Requirement :: Return the data exactly, with all pictures removed.

Stored records ::
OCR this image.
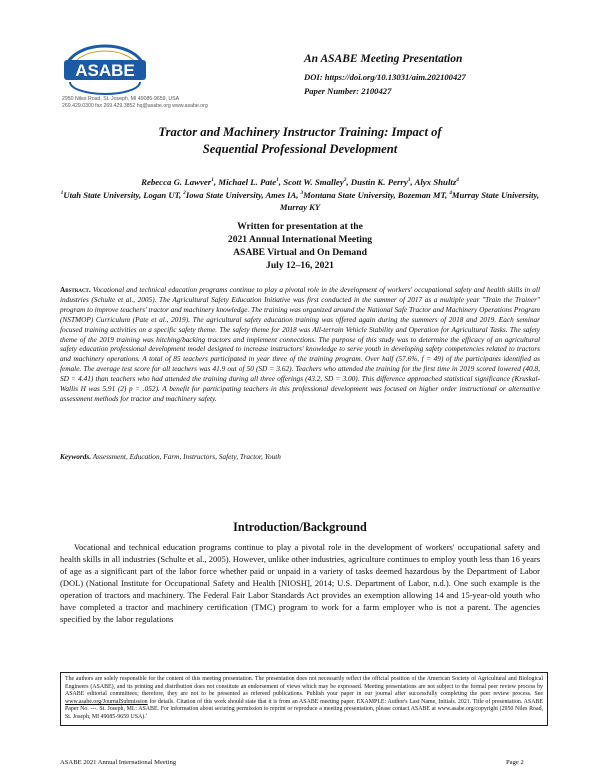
ASABE
2950 Niles Road, St. Joseph, MI 49085-9659, USA
269.429.0300 fax 269.429.3852 hq@asabe.org www.asabe.org
An ASABE Meeting Presentation
DOI: https://doi.org/10.13031/aim.202100427
Paper Number: 2100427
Tractor and Machinery Instructor Training: Impact of
Sequential Professional Development
Rebecca G. Lawver$^1$, Michael L. Pate$^1$, Scott W. Smalley$^2$, Dustin K. Perry$^3$, Alyx Shultz$^4$
$^1$Utah State University, Logan UT, $^2$Iowa State University, Ames IA, $^3$Montana State University, Bozeman MT, $^4$Murray State University, Murray KY
Written for presentation at the
2021 Annual International Meeting
ASABE Virtual and On Demand
July 12–16, 2021
Abstract. Vocational and technical education programs continue to play a pivotal role in the development of workers' occupational safety and health skills in all industries (Schulte et al., 2005). The Agricultural Safety Education Initiative was first conducted in the summer of 2017 as a multiple year "Train the Trainer" program to improve teachers' tractor and machinery knowledge. The training was organized around the National Safe Tractor and Machinery Operations Program (NSTMOP) Curriculum (Pate et al., 2019). The agricultural safety education training was offered again during the summers of 2018 and 2019. Each seminar focused training activities on a specific safety theme. The safety theme for 2018 was All-terrain Vehicle Stability and Operation for Agricultural Tasks. The safety theme of the 2019 training was hitching/backing tractors and implement connections. The purpose of this study was to determine the efficacy of an agricultural safety education professional development model designed to increase instructors' knowledge to serve youth in developing safety competencies related to tractors and machinery operations. A total of 85 teachers participated in year three of the training program. Over half (57.6%, f = 49) of the participants identified as female. The average test score for all teachers was 41.9 out of 50 (SD = 3.62). Teachers who attended the training for the first time in 2019 scored lowered (40.8, SD = 4.41) than teachers who had attended the training during all three offerings (43.2, SD = 3.00). This difference approached statistical significance (Kruskal-Wallis H was 5.91 (2) p = .052). A benefit for participating teachers in this professional development was focused on higher order instructional or alternative assessment methods for tractor and machinery safety.
Keywords. Assessment, Education, Farm, Instructors, Safety, Tractor, Youth
Introduction/Background
Vocational and technical education programs continue to play a pivotal role in the development of workers' occupational safety and health skills in all industries (Schulte et al., 2005). However, unlike other industries, agriculture continues to employ youth less than 16 years of age as a significant part of the labor force whether paid or unpaid in a variety of tasks deemed hazardous by the Department of Labor (DOL) (National Institute for Occupational Safety and Health [NIOSH], 2014; U.S. Department of Labor, n.d.). One such example is the operation of tractors and machinery. The Federal Fair Labor Standards Act provides an exemption allowing 14 and 15-year-old youth who have completed a tractor and machinery certification (TMC) program to work for a farm employer who is not a parent. The agencies specified by the labor regulations
The authors are solely responsible for the content of this meeting presentation. The presentation does not necessarily reflect the official position of the American Society of Agricultural and Biological Engineers (ASABE), and its printing and distribution does not constitute an endorsement of views which may be expressed. Meeting presentations are not subject to the formal peer review process by ASABE editorial committees; therefore, they are not to be presented as refereed publications. Publish your paper in our journal after successfully completing the peer review process. See www.asabe.org/JournalSubmission for details. Citation of this work should state that it is from an ASABE meeting paper. EXAMPLE: Author's Last Name, Initials. 2021. Title of presentation. ASABE Paper No. ---. St. Joseph, MI.: ASABE. For information about securing permission to reprint or reproduce a meeting presentation, please contact ASABE at www.asabe.org/copyright (2950 Niles Road, St. Joseph, MI 49085-9659 USA).$^1$
ASABE 2021 Annual International Meeting	Page 2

Solution ::
OCR this image.
ASABE
2950 Niles Road, St. Joseph, MI 49085-9659, USA
269.429.0300 fax 269.429.3852 hq@asabe.org www.asabe.org
An ASABE Meeting Presentation
DOI: https://doi.org/10.13031/aim.202100427
Paper Number: 2100427
Tractor and Machinery Instructor Training: Impact of
Sequential Professional Development
Rebecca G. Lawver$^1$, Michael L. Pate$^1$, Scott W. Smalley$^2$, Dustin K. Perry$^3$, Alyx Shultz$^4$
$^1$Utah State University, Logan UT, $^2$Iowa State University, Ames IA, $^3$Montana State University, Bozeman MT, $^4$Murray State University, Murray KY
Written for presentation at the
2021 Annual International Meeting
ASABE Virtual and On Demand
July 12–16, 2021
Abstract. Vocational and technical education programs continue to play a pivotal role in the development of workers' occupational safety and health skills in all industries (Schulte et al., 2005). The Agricultural Safety Education Initiative was first conducted in the summer of 2017 as a multiple year "Train the Trainer" program to improve teachers' tractor and machinery knowledge. The training was organized around the National Safe Tractor and Machinery Operations Program (NSTMOP) Curriculum (Pate et al., 2019). The agricultural safety education training was offered again during the summers of 2018 and 2019. Each seminar focused training activities on a specific safety theme. The safety theme for 2018 was All-terrain Vehicle Stability and Operation for Agricultural Tasks. The safety theme of the 2019 training was hitching/backing tractors and implement connections. The purpose of this study was to determine the efficacy of an agricultural safety education professional development model designed to increase instructors' knowledge to serve youth in developing safety competencies related to tractors and machinery operations. A total of 85 teachers participated in year three of the training program. Over half (57.6%, f = 49) of the participants identified as female. The average test score for all teachers was 41.9 out of 50 (SD = 3.62). Teachers who attended the training for the first time in 2019 scored lowered (40.8, SD = 4.41) than teachers who had attended the training during all three offerings (43.2, SD = 3.00). This difference approached statistical significance (Kruskal-Wallis H was 5.91 (2) p = .052). A benefit for participating teachers in this professional development was focused on higher order instructional or alternative assessment methods for tractor and machinery safety.
Keywords. Assessment, Education, Farm, Instructors, Safety, Tractor, Youth
Introduction/Background
Vocational and technical education programs continue to play a pivotal role in the development of workers' occupational safety and health skills in all industries (Schulte et al., 2005). However, unlike other industries, agriculture continues to employ youth less than 16 years of age as a significant part of the labor force whether paid or unpaid in a variety of tasks deemed hazardous by the Department of Labor (DOL) (National Institute for Occupational Safety and Health [NIOSH], 2014; U.S. Department of Labor, n.d.). One such example is the operation of tractors and machinery. The Federal Fair Labor Standards Act provides an exemption allowing 14 and 15-year-old youth who have completed a tractor and machinery certification (TMC) program to work for a farm employer who is not a parent. The agencies specified by the labor regulations
The authors are solely responsible for the content of this meeting presentation. The presentation does not necessarily reflect the official position of the American Society of Agricultural and Biological Engineers (ASABE), and its printing and distribution does not constitute an endorsement of views which may be expressed. Meeting presentations are not subject to the formal peer review process by ASABE editorial committees; therefore, they are not to be presented as refereed publications. Publish your paper in our journal after successfully completing the peer review process. See www.asabe.org/JournalSubmission for details. Citation of this work should state that it is from an ASABE meeting paper. EXAMPLE: Author's Last Name, Initials. 2021. Title of presentation. ASABE Paper No. ---. St. Joseph, MI.: ASABE. For information about securing permission to reprint or reproduce a meeting presentation, please contact ASABE at www.asabe.org/copyright (2950 Niles Road, St. Joseph, MI 49085-9659 USA).$^1$
ASABE 2021 Annual International Meeting	Page 2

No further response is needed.